Start of Supplied information

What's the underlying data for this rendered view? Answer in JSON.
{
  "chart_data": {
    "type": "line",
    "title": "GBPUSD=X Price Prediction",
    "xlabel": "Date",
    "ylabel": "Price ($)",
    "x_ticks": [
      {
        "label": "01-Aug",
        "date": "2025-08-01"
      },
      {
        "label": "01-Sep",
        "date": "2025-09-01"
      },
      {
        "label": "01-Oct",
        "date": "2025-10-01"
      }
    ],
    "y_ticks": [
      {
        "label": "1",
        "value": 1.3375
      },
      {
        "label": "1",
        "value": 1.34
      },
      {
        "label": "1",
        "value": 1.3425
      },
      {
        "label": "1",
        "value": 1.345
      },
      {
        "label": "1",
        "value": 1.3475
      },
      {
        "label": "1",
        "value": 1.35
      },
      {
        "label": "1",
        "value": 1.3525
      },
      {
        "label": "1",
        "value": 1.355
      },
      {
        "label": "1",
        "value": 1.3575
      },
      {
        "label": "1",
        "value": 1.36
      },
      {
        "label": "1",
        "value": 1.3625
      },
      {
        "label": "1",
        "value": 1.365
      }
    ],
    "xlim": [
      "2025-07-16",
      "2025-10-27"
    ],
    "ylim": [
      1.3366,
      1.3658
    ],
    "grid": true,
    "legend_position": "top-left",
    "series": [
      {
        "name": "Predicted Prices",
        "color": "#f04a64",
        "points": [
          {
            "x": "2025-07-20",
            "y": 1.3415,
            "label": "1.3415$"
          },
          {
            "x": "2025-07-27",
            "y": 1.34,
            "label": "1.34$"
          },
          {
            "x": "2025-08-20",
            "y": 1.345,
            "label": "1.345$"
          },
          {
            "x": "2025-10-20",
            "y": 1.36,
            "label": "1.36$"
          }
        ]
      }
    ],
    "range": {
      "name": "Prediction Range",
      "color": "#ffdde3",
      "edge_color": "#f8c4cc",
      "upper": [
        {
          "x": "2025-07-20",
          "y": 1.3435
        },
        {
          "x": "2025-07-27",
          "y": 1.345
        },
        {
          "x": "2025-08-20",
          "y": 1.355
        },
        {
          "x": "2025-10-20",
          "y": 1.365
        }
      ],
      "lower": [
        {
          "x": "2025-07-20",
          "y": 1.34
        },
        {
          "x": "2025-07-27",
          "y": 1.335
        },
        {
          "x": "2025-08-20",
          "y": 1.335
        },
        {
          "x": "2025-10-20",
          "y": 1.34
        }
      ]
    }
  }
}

End of Supplied information

(What you should do) Of the lines in the data, how many contain the word "value"? Provide the number and nothing further.

(Task response) 12